# ROWS start

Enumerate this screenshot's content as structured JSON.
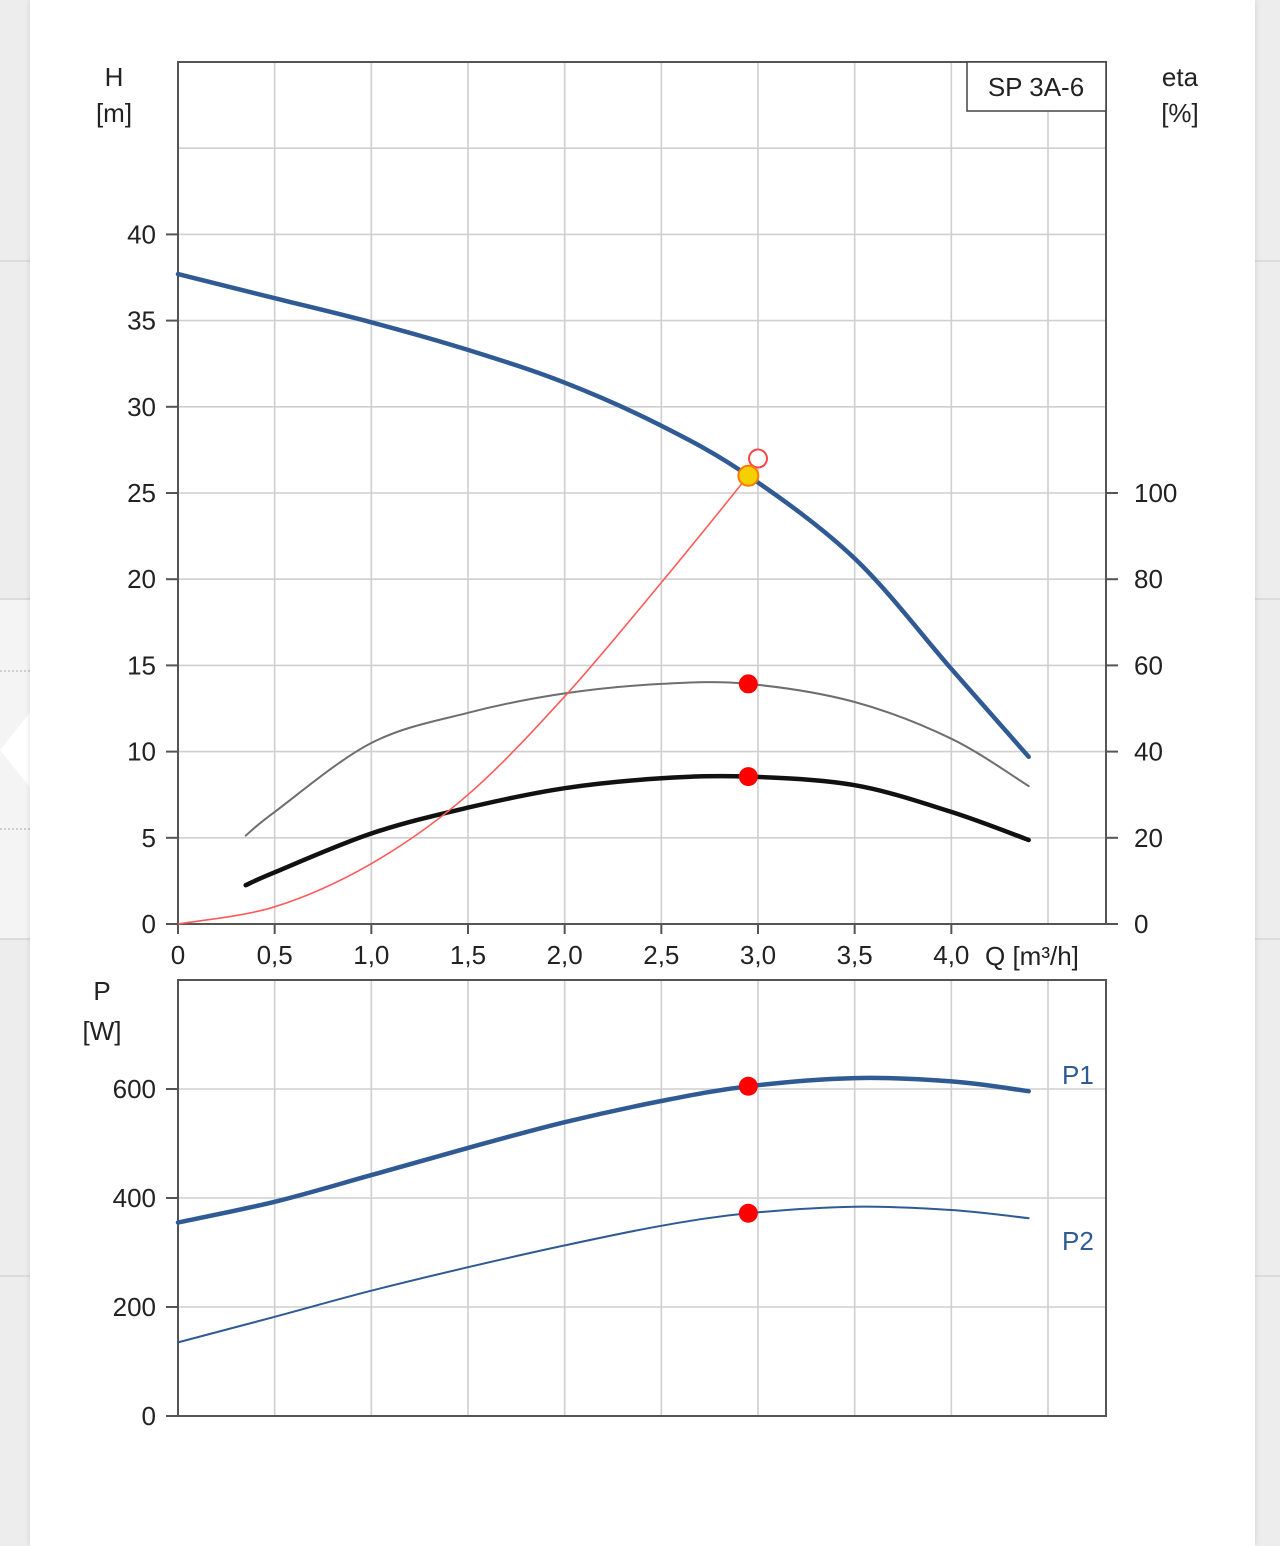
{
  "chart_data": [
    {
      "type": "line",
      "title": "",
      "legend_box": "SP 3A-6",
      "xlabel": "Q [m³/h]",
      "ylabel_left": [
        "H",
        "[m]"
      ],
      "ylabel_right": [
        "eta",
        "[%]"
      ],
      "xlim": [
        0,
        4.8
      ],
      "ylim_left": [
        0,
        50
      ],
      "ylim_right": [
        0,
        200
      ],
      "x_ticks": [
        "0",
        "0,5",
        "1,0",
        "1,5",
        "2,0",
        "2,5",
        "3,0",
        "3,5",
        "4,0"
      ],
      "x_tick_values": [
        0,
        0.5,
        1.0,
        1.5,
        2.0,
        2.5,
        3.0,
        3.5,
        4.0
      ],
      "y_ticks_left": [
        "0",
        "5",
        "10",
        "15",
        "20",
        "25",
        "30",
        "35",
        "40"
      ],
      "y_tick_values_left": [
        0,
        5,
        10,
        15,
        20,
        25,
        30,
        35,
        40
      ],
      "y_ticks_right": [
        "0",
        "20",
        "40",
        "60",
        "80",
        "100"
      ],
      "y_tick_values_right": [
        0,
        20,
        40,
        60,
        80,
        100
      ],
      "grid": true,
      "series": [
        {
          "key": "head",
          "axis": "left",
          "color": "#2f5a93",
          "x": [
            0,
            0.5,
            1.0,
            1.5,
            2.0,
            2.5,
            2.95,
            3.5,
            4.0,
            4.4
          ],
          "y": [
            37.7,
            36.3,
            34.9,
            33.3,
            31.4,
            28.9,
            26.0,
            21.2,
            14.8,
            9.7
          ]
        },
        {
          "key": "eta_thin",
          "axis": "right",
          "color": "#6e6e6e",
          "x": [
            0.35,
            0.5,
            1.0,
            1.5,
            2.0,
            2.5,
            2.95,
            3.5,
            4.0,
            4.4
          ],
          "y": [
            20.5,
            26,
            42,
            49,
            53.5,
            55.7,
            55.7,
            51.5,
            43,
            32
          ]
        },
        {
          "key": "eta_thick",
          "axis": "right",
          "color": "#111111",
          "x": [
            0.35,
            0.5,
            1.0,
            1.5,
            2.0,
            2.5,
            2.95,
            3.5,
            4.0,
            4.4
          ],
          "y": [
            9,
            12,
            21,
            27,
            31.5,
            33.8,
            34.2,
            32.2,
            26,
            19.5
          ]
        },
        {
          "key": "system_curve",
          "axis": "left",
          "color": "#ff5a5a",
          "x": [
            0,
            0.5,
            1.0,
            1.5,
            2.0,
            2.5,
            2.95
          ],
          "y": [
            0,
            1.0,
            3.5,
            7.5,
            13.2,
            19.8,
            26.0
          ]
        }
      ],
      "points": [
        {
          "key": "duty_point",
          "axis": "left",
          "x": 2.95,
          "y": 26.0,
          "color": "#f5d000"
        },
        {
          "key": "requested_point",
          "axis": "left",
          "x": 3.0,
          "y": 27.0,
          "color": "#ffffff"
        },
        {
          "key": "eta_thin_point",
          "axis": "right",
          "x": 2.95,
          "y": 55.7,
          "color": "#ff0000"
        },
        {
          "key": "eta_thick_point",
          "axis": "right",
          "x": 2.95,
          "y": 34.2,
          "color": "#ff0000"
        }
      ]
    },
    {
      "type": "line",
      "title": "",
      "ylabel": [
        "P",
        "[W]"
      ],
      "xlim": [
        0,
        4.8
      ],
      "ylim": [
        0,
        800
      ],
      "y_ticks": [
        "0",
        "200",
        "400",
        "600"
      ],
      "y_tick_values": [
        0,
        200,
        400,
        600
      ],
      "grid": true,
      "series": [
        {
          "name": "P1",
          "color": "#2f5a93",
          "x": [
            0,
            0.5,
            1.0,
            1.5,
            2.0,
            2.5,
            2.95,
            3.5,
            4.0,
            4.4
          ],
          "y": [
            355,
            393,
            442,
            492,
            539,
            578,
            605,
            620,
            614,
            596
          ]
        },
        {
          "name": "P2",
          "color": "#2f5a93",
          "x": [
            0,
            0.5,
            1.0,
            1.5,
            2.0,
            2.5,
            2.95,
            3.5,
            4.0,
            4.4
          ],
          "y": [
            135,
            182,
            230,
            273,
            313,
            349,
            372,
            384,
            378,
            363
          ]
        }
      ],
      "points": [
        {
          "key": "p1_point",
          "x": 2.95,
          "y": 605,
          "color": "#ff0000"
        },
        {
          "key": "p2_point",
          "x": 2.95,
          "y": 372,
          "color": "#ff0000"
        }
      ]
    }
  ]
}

# ROWS end

**TASK PROMPT**
Return each line exactly as written. Any picture gets left out.

**TASK OUTPUT**
Enumerate this screenshot's content as structured JSON.
{
  "chart_data": [
    {
      "type": "line",
      "title": "",
      "legend_box": "SP 3A-6",
      "xlabel": "Q [m³/h]",
      "ylabel_left": [
        "H",
        "[m]"
      ],
      "ylabel_right": [
        "eta",
        "[%]"
      ],
      "xlim": [
        0,
        4.8
      ],
      "ylim_left": [
        0,
        50
      ],
      "ylim_right": [
        0,
        200
      ],
      "x_ticks": [
        "0",
        "0,5",
        "1,0",
        "1,5",
        "2,0",
        "2,5",
        "3,0",
        "3,5",
        "4,0"
      ],
      "x_tick_values": [
        0,
        0.5,
        1.0,
        1.5,
        2.0,
        2.5,
        3.0,
        3.5,
        4.0
      ],
      "y_ticks_left": [
        "0",
        "5",
        "10",
        "15",
        "20",
        "25",
        "30",
        "35",
        "40"
      ],
      "y_tick_values_left": [
        0,
        5,
        10,
        15,
        20,
        25,
        30,
        35,
        40
      ],
      "y_ticks_right": [
        "0",
        "20",
        "40",
        "60",
        "80",
        "100"
      ],
      "y_tick_values_right": [
        0,
        20,
        40,
        60,
        80,
        100
      ],
      "grid": true,
      "series": [
        {
          "key": "head",
          "axis": "left",
          "color": "#2f5a93",
          "x": [
            0,
            0.5,
            1.0,
            1.5,
            2.0,
            2.5,
            2.95,
            3.5,
            4.0,
            4.4
          ],
          "y": [
            37.7,
            36.3,
            34.9,
            33.3,
            31.4,
            28.9,
            26.0,
            21.2,
            14.8,
            9.7
          ]
        },
        {
          "key": "eta_thin",
          "axis": "right",
          "color": "#6e6e6e",
          "x": [
            0.35,
            0.5,
            1.0,
            1.5,
            2.0,
            2.5,
            2.95,
            3.5,
            4.0,
            4.4
          ],
          "y": [
            20.5,
            26,
            42,
            49,
            53.5,
            55.7,
            55.7,
            51.5,
            43,
            32
          ]
        },
        {
          "key": "eta_thick",
          "axis": "right",
          "color": "#111111",
          "x": [
            0.35,
            0.5,
            1.0,
            1.5,
            2.0,
            2.5,
            2.95,
            3.5,
            4.0,
            4.4
          ],
          "y": [
            9,
            12,
            21,
            27,
            31.5,
            33.8,
            34.2,
            32.2,
            26,
            19.5
          ]
        },
        {
          "key": "system_curve",
          "axis": "left",
          "color": "#ff5a5a",
          "x": [
            0,
            0.5,
            1.0,
            1.5,
            2.0,
            2.5,
            2.95
          ],
          "y": [
            0,
            1.0,
            3.5,
            7.5,
            13.2,
            19.8,
            26.0
          ]
        }
      ],
      "points": [
        {
          "key": "duty_point",
          "axis": "left",
          "x": 2.95,
          "y": 26.0,
          "color": "#f5d000"
        },
        {
          "key": "requested_point",
          "axis": "left",
          "x": 3.0,
          "y": 27.0,
          "color": "#ffffff"
        },
        {
          "key": "eta_thin_point",
          "axis": "right",
          "x": 2.95,
          "y": 55.7,
          "color": "#ff0000"
        },
        {
          "key": "eta_thick_point",
          "axis": "right",
          "x": 2.95,
          "y": 34.2,
          "color": "#ff0000"
        }
      ]
    },
    {
      "type": "line",
      "title": "",
      "ylabel": [
        "P",
        "[W]"
      ],
      "xlim": [
        0,
        4.8
      ],
      "ylim": [
        0,
        800
      ],
      "y_ticks": [
        "0",
        "200",
        "400",
        "600"
      ],
      "y_tick_values": [
        0,
        200,
        400,
        600
      ],
      "grid": true,
      "series": [
        {
          "name": "P1",
          "color": "#2f5a93",
          "x": [
            0,
            0.5,
            1.0,
            1.5,
            2.0,
            2.5,
            2.95,
            3.5,
            4.0,
            4.4
          ],
          "y": [
            355,
            393,
            442,
            492,
            539,
            578,
            605,
            620,
            614,
            596
          ]
        },
        {
          "name": "P2",
          "color": "#2f5a93",
          "x": [
            0,
            0.5,
            1.0,
            1.5,
            2.0,
            2.5,
            2.95,
            3.5,
            4.0,
            4.4
          ],
          "y": [
            135,
            182,
            230,
            273,
            313,
            349,
            372,
            384,
            378,
            363
          ]
        }
      ],
      "points": [
        {
          "key": "p1_point",
          "x": 2.95,
          "y": 605,
          "color": "#ff0000"
        },
        {
          "key": "p2_point",
          "x": 2.95,
          "y": 372,
          "color": "#ff0000"
        }
      ]
    }
  ]
}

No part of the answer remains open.